_THE REQUEST:_
Rewrite the material below as a Markdown table with the columns "Row" and "Line," numbering each row and skipping blank lines. Omit the pictures from the table.

=== RECORD SET ===

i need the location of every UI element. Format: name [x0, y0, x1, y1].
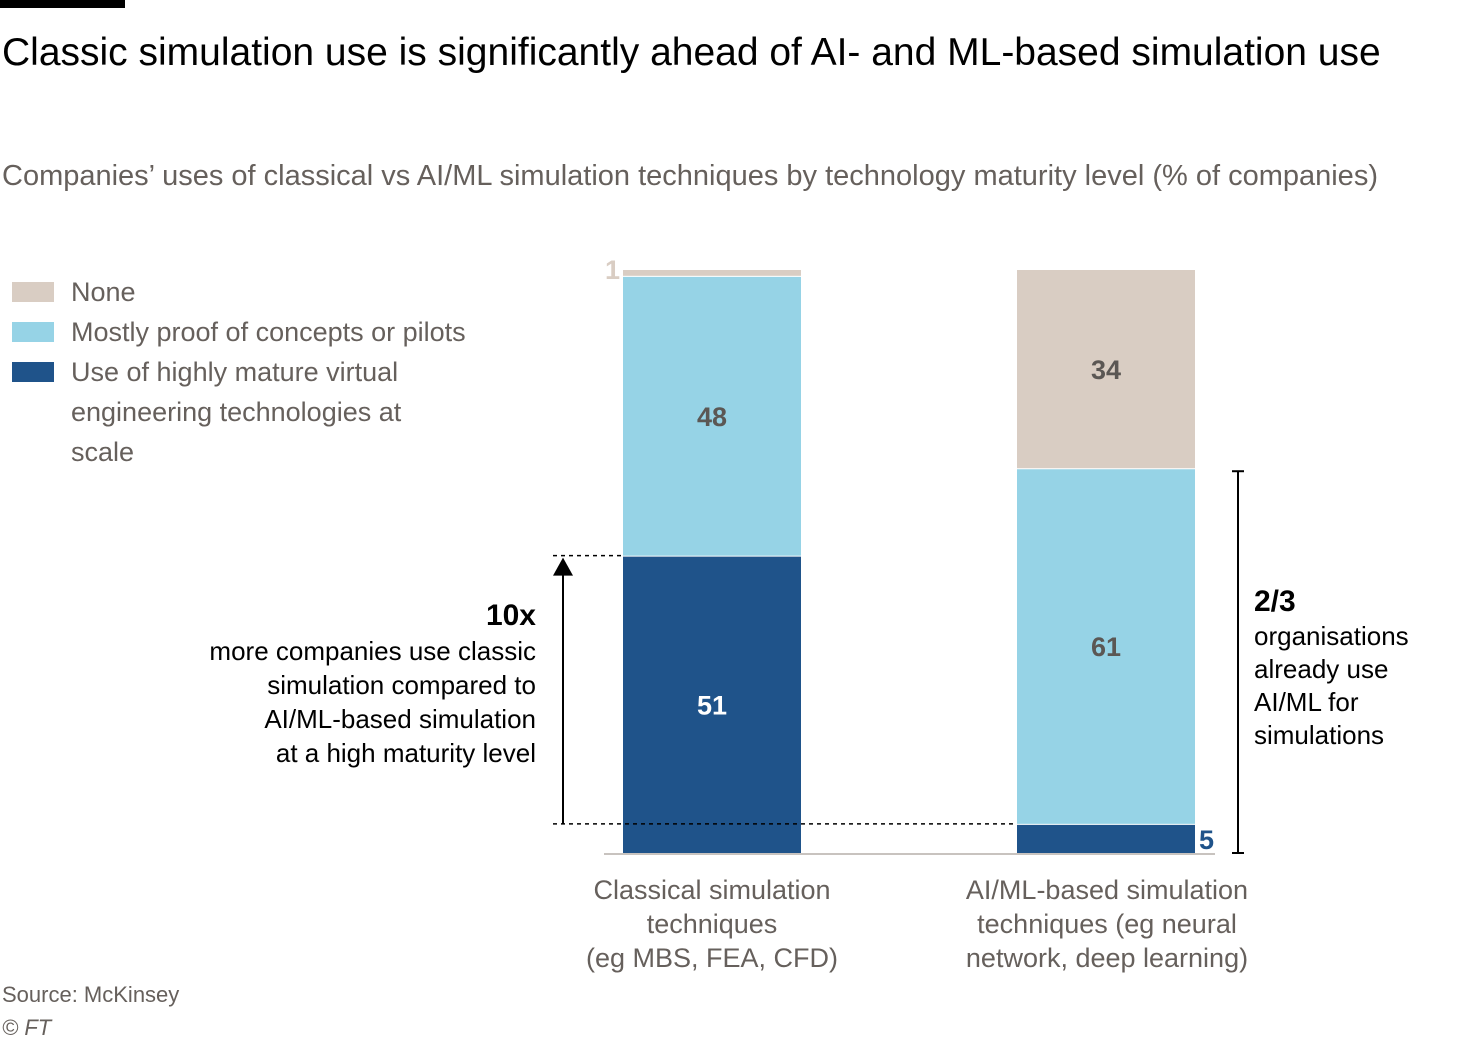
copyright-credit: © FT [2, 1015, 52, 1040]
bar-segment-mature-0 [623, 555, 801, 853]
legend-item-none: None [12, 272, 532, 312]
x-axis-label-ai-ml: AI/ML-based simulation techniques (eg ne… [965, 875, 1249, 973]
x-axis-label-classical: Classical simulation techniques (eg MBS,… [585, 875, 839, 973]
legend-label-none: None [71, 277, 136, 307]
legend-label-mature: Use of highly mature virtual engineering… [71, 357, 402, 467]
legend-swatch-mature [12, 362, 54, 382]
legend: None Mostly proof of concepts or pilots … [12, 272, 532, 472]
annotation-10x-headline: 10x [485, 599, 536, 632]
annotation-two-thirds-headline: 2/3 [1254, 585, 1296, 618]
top-rule [0, 0, 125, 8]
bar-segment-mature-1 [1017, 823, 1195, 853]
data-label-pilots-1: 61 [1091, 632, 1121, 662]
chart-subtitle: Companies’ uses of classical vs AI/ML si… [2, 160, 1378, 192]
annotation-two-thirds: 2/3 organisations already use AI/ML for … [1254, 584, 1454, 752]
annotation-10x-text: more companies use classic simulation co… [209, 636, 536, 768]
annotation-two-thirds-text: organisations already use AI/ML for simu… [1254, 621, 1409, 750]
annotation-10x: 10x more companies use classic simulatio… [150, 598, 536, 770]
legend-swatch-pilots [12, 322, 54, 342]
bar-segment-pilots-1 [1017, 468, 1195, 824]
comparison-arrow-head [553, 557, 573, 576]
bar-segment-pilots-0 [623, 275, 801, 556]
data-label-none-1: 34 [1091, 355, 1121, 385]
legend-label-pilots: Mostly proof of concepts or pilots [71, 317, 466, 347]
legend-swatch-none [12, 282, 54, 302]
data-label-none-0: 1 [605, 255, 620, 285]
data-label-pilots-0: 48 [697, 402, 727, 432]
bar-segment-none-1 [1017, 270, 1195, 469]
legend-item-mature: Use of highly mature virtual engineering… [12, 352, 532, 472]
bar-segment-none-0 [623, 270, 801, 276]
legend-item-pilots: Mostly proof of concepts or pilots [12, 312, 532, 352]
data-label-mature-0: 51 [697, 690, 727, 720]
chart-title: Classic simulation use is significantly … [2, 31, 1381, 74]
source-note: Source: McKinsey [2, 982, 180, 1007]
data-label-mature-1: 5 [1199, 825, 1214, 855]
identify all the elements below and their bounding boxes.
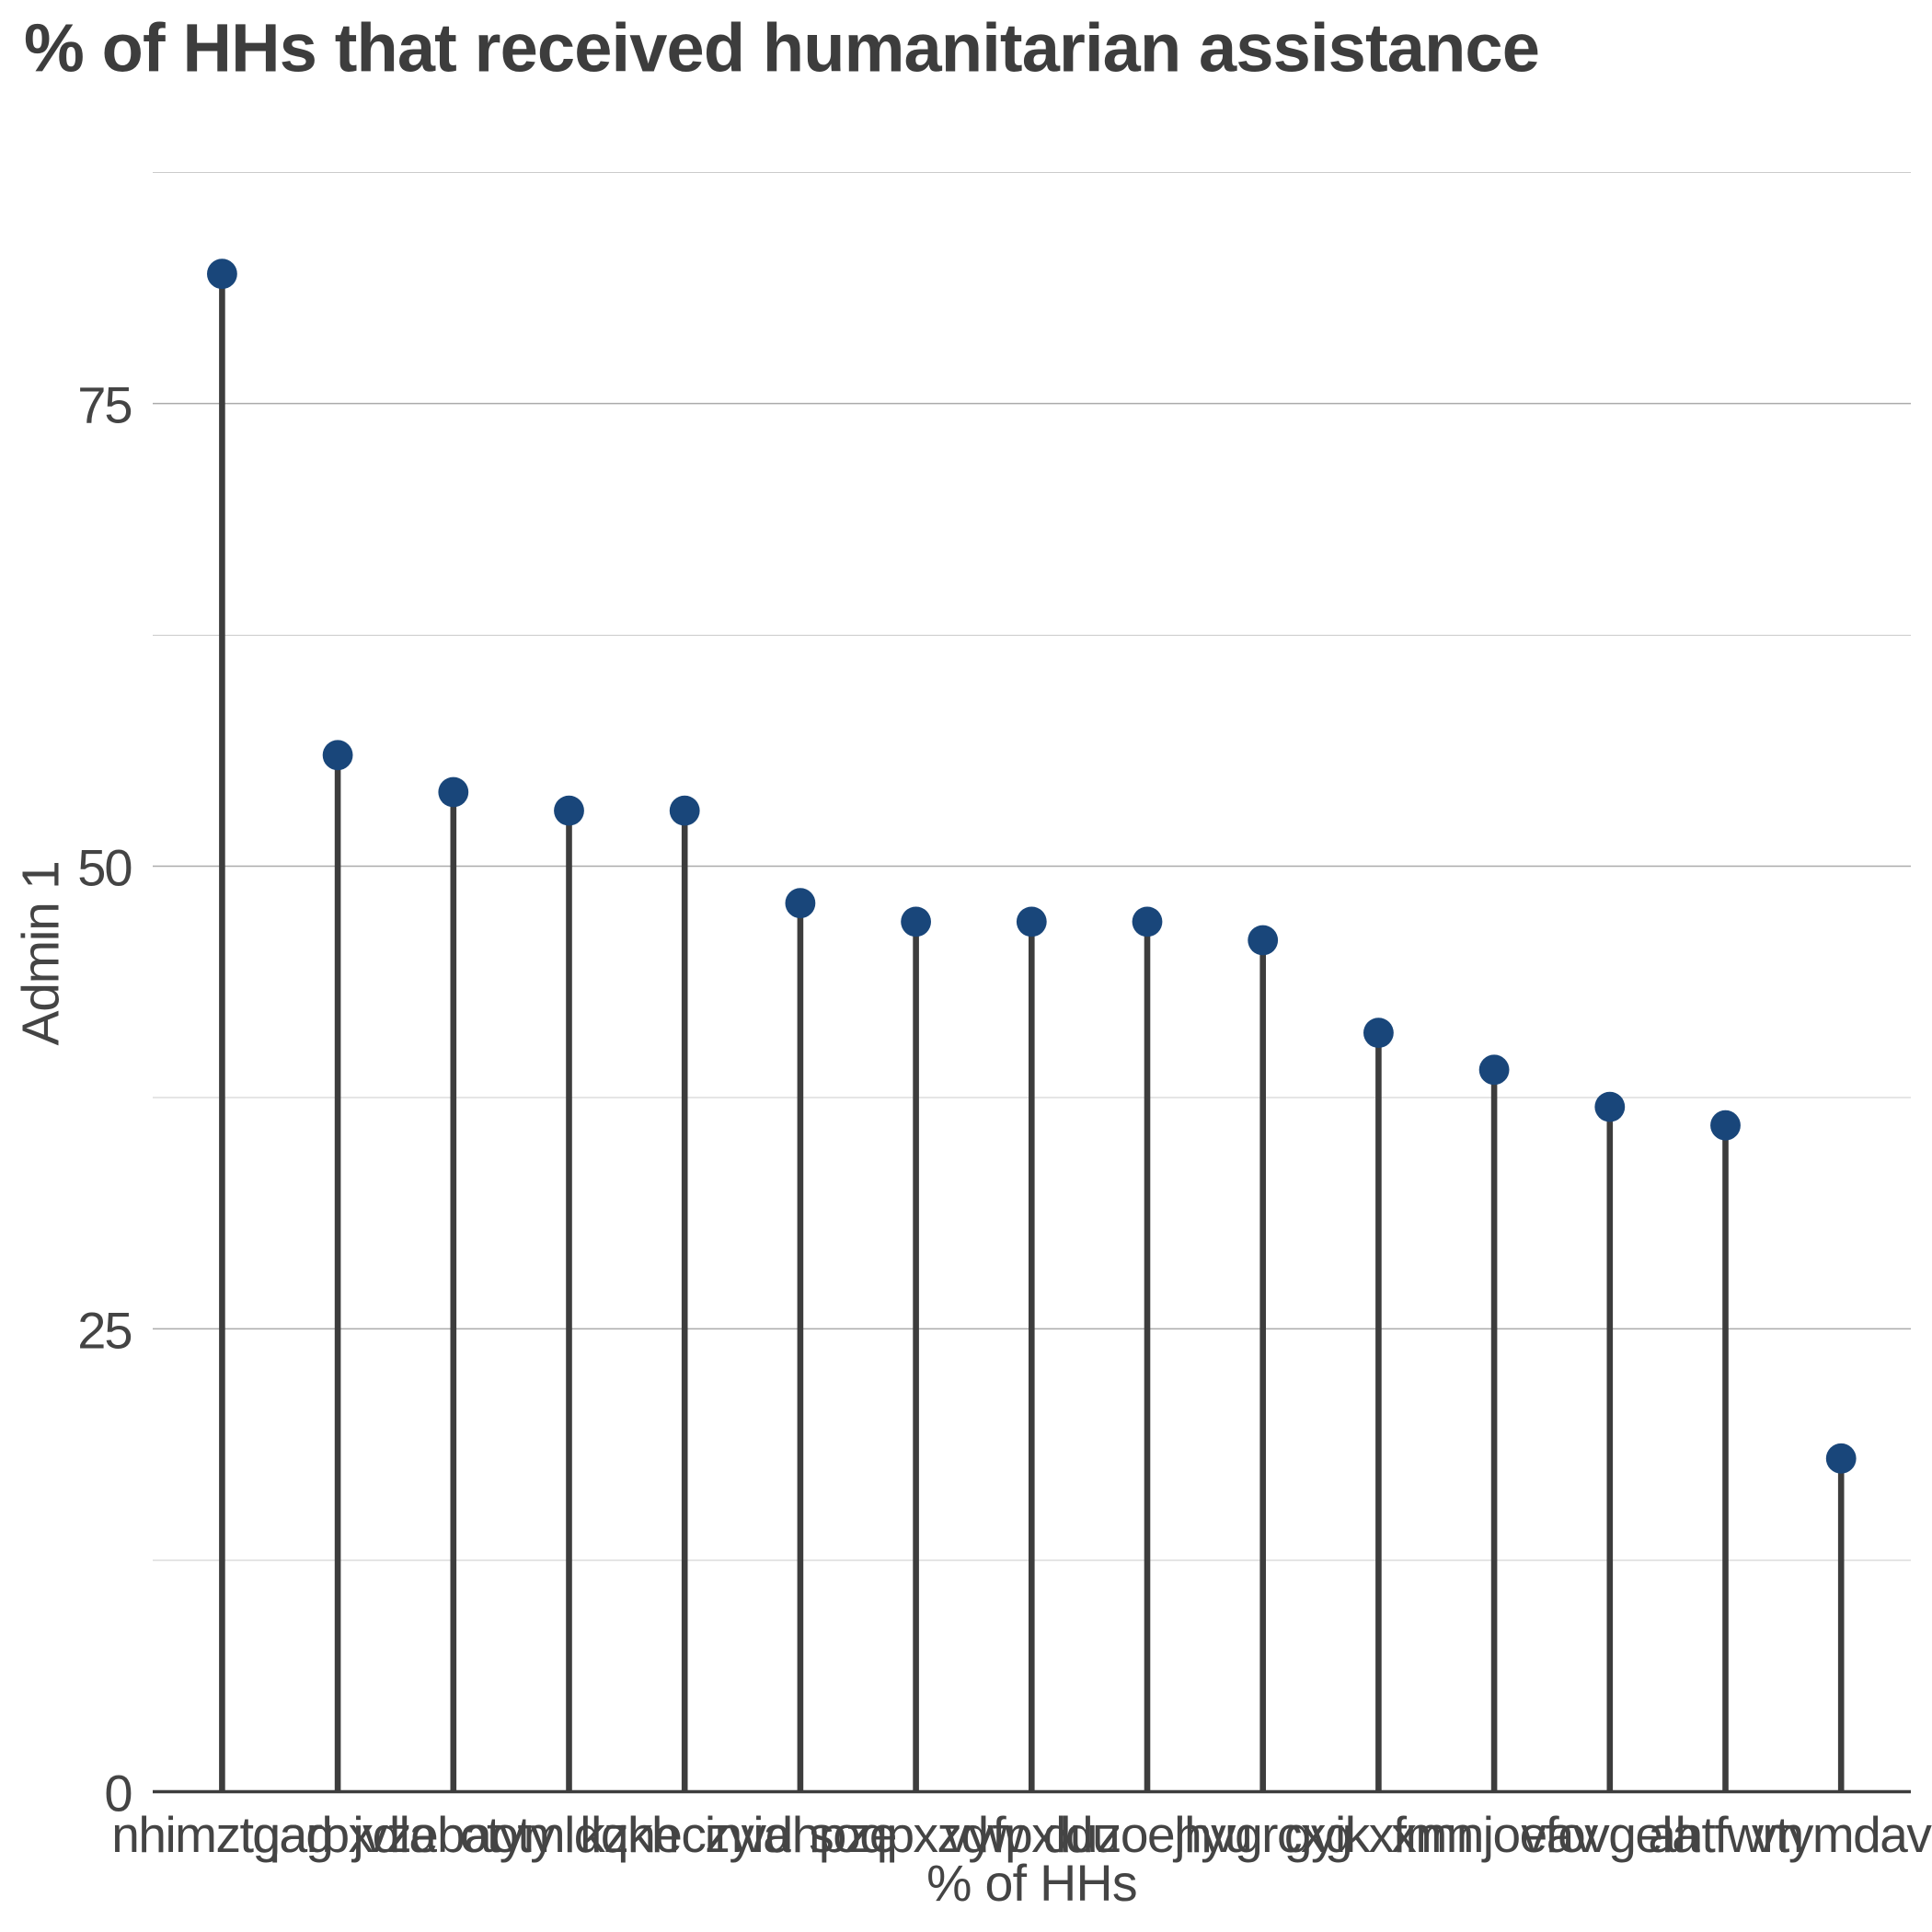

===

_RESPONSE TO THE TASK:_
| Row | Line |
|---|---|
| 1 | i need the location of every UI element. Format: name [x0, y0, x1, y1]. |
| 2 | copyright-credit: © FT [2, 1015, 52, 1040] |
| 3 | bar-segment-mature-0 [623, 555, 801, 853] |
| 4 | legend-item-none: None [12, 272, 532, 312] |
| 5 | x-axis-label-ai-ml: AI/ML-based simulation techniques (eg ne… [965, 875, 1249, 973] |
| 6 | x-axis-label-classical: Classical simulation techniques (eg MBS,… [585, 875, 839, 973] |
| 7 | legend-label-none: None [71, 277, 136, 307] |
| 8 | legend-label-mature: Use of highly mature virtual engineering… [71, 357, 402, 467] |
| 9 | legend-swatch-mature [12, 362, 54, 382] |
| 10 | legend: None Mostly proof of concepts or pilots … [12, 272, 532, 472] |
| 11 | annotation-10x-headline: 10x [485, 599, 536, 632] |
| 12 | annotation-two-thirds-headline: 2/3 [1254, 585, 1296, 618] |
| 13 | top-rule [0, 0, 125, 8] |
| 14 | bar-segment-mature-1 [1017, 823, 1195, 853] |
| 15 | data-label-pilots-1: 61 [1091, 632, 1121, 662] |
| 16 | chart-subtitle: Companies’ uses of classical vs AI/ML si… [2, 160, 1378, 192] |
| 17 | annotation-two-thirds: 2/3 organisations already use AI/ML for … [1254, 584, 1454, 752] |
| 18 | annotation-10x-text: more companies use classic simulation co… [209, 636, 536, 768] |
| 19 | annotation-two-thirds-text: organisations already use AI/ML for simu… [1254, 621, 1409, 750] |
| 20 | annotation-10x: 10x more companies use classic simulatio… [150, 598, 536, 770] |
| 21 | legend-swatch-pilots [12, 322, 54, 342] |
| 22 | bar-segment-pilots-1 [1017, 468, 1195, 824] |
| 23 | comparison-arrow-head [553, 557, 573, 576] |
| 24 | bar-segment-pilots-0 [623, 275, 801, 556] |
| 25 | data-label-none-1: 34 [1091, 355, 1121, 385] |
| 26 | legend-label-pilots: Mostly proof of concepts or pilots [71, 317, 466, 347] |
| 27 | legend-swatch-none [12, 282, 54, 302] |
| 28 | data-label-none-0: 1 [605, 255, 620, 285] |
| 29 | data-label-pilots-0: 48 [697, 402, 727, 432] |
| 30 | bar-segment-none-1 [1017, 270, 1195, 469] |
| 31 | legend-item-mature: Use of highly mature virtual engineering… [12, 352, 532, 472] |
| 32 | bar-segment-none-0 [623, 270, 801, 276] |
| 33 | legend-item-pilots: Mostly proof of concepts or pilots [12, 312, 532, 352] |
| 34 | data-label-mature-0: 51 [697, 690, 727, 720] |
| 35 | chart-title: Classic simulation use is significantly … [2, 31, 1381, 74] |
| 36 | source-note: Source: McKinsey [2, 982, 180, 1007] |
| 37 | data-label-mature-1: 5 [1199, 825, 1214, 855] |
| 38 | identify all the elements below and their bounding boxes. |